• **REQUIREMENTS**
A. Transcribe the stretch of the passage on platonism from "As for your" through "any ontological questions.".
B. In the passage on platonism, which abstract objects do austere platonists countenance?
C. Resume the passage on platonism after its final sentence, keeping its line of argument.

• **SELECTED TEXT**
☆ ☆ ☆ ☆ ☆
I don't think most platonists would recognize the need for any relationship between actual, concrete objects and abstract objects, at least not in this direct way. It is useful, however, to distinguish between two types of platonists here (I take this classification from Sam Cowling's
Abstract Entities, a very useful---and opinionated---survey of the terrain).
Expansive platonists include among the existing abstract objects not only numbers, pure sets, and propositions, but also what has commonly been called
abstract types, such as, perhaps, musical works, poems, recipes, letters (in the sense of "a", "b", etc.), etc.
Austere platonists countenance only numbers, pure sets, and, perhaps, propositions and properties. So
expansive platonists may want a relation like "partake" between types and tokens, perhaps in the form of instantiation. But
austere platonists will not need any such a relation. If there is any relation between concrete "triangles" (I use scare quotes to indicate that I'm not taking such "triangles" to be literally triangles, i.e. instances of an abstract type) and abstract ones, it will probably be one of approximation (say, we can map an abstract triangle up to a margin of error to the space-time points occupied by the concrete triangle), where this relation is itself an abstract set.
As for your proposal, I think there are a couple of separate issues here. First, there is the question of whether there is a conceptual distinction to be made between abstract and concrete objects. Notice that this is a
conceptual question: perhaps there is such a distinction, but all objects fall only on one side of the divide (that is, e.g., the nominalist position), or perhaps the distinction is not exclusive, i.e. there are hybrids (which is what I mentioned with the problem of classifying {Nagase}). Still, it must be possible to make such a distinction independently of any ontological questions.
☆ ☆ ☆ ☆ ☆
• **PROVIDED RECORDS**

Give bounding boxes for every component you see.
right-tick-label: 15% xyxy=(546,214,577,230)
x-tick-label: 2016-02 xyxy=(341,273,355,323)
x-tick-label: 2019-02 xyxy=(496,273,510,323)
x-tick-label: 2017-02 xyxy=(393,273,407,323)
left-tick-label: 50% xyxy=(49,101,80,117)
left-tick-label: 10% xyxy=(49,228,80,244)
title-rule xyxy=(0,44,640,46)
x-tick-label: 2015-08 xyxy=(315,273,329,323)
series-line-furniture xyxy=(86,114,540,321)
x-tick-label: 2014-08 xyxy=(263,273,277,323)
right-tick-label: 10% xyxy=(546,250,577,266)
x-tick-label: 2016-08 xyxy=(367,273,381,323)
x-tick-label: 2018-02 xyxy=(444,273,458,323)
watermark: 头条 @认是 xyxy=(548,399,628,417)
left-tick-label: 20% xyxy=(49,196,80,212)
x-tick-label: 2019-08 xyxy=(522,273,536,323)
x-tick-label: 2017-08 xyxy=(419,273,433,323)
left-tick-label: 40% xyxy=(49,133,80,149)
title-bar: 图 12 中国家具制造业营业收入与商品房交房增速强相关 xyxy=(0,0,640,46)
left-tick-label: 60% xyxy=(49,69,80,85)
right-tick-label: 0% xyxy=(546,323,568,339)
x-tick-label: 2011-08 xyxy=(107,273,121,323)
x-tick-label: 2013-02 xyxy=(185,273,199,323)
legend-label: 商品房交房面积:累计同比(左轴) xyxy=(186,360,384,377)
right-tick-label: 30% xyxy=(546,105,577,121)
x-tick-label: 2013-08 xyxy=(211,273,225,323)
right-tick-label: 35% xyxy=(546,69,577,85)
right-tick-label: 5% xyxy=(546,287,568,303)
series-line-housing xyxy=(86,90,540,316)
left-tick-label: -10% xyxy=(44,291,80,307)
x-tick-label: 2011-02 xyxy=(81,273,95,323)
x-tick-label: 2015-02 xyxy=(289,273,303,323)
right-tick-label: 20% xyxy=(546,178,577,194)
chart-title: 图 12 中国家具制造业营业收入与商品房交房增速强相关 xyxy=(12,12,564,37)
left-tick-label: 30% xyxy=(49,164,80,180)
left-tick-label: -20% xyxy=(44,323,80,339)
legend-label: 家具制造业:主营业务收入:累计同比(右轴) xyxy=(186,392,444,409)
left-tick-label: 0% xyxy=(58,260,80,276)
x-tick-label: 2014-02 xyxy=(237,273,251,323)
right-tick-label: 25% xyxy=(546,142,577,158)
☆ ☆ ☆ ☆ ☆
• **RESPONSES**
A.
As for your proposal, I think there are a couple of separate issues here. First, there is the question of whether there is a conceptual distinction to be made between abstract and concrete objects. Notice that this is a
conceptual question: perhaps there is such a distinction, but all objects fall only on one side of the divide (that is, e.g., the nominalist position), or perhaps the distinction is not exclusive, i.e. there are hybrids (which is what I mentioned with the problem of classifying {Nagase}). Still, it must be possible to make such a distinction independently of any ontological questions.

B. Only numbers, pure sets, and, perhaps, propositions and properties.

C.
Second, there is the question of whether the ultimate constituents of reality fall on one side or the other of the division. Some people believe that reality is hierarchically structured, with metaphysical atoms at the bottom and every other object constructed out of such atoms (and constructs of such atoms) by way of metaphysical operations (perhaps "building" operations in the sense of Karen Bennett)---one model for this is a cumulative set-theoretical hierarchy with (or without) ur-elements, with the ur-elements (or the empty set) being the atoms and the "set-builder" operation being used to construct the other sets. Given this, it's possible to ask what reality is
really like, that is, how to characterize the objects at the bottom (the fundamental objects, those that
really, really exist): is it abstract or concrete?
Third, supposing the hierarchical structure picture is true, there is the question of the character of the constructed entities. Are they abstract, concrete, or hybrids? Notice that, if supposing there are hybrids, depending on the character of the building operations that you use in "constructing the universe", there may be a way to reduce everything to abstract entities. One influential program tried to do precisely this, supposing that everything could be constructed out of time-slices of atoms and sets of such time-slices (I think Quine held something like this). Here's the idea: pick any set of ur-elements; presumably, they are countable (if not, you'll need some choice to make the idea work). So map the ur-elements into the natural numbers and use this map to construct a set that is the extended image of the original set (more formally: if f is the original map, build f* recursively by setting f*(x)=f(x) if x is an ur-element, otherwise set f*(x)={f*(y) : y in x}). This will build an abstract replica of the original universe, preserving its structure. So everything you wanted to do with the original universe, you can do with the new universe. Simplicity considerations then may dictate that the new universe is the real universe. (I don't endorse this line of thinking, but it may be of interest to your program.)
Finally, about Shelah, my point is this: (A) some people define logic as xyz; (B) but xyz doesn't contemplate what logicians such as Shelah are doing; (C) therefore, xyz is not a good definition. I think this is true when you take "xyz" to be "the study of logical consequence relations", and doubly true when you take "xyz" to be "the study of relations between ideas". Personally, I'm attracted to a definition of logic as being the study of local invariant relations, but there is much here to work out...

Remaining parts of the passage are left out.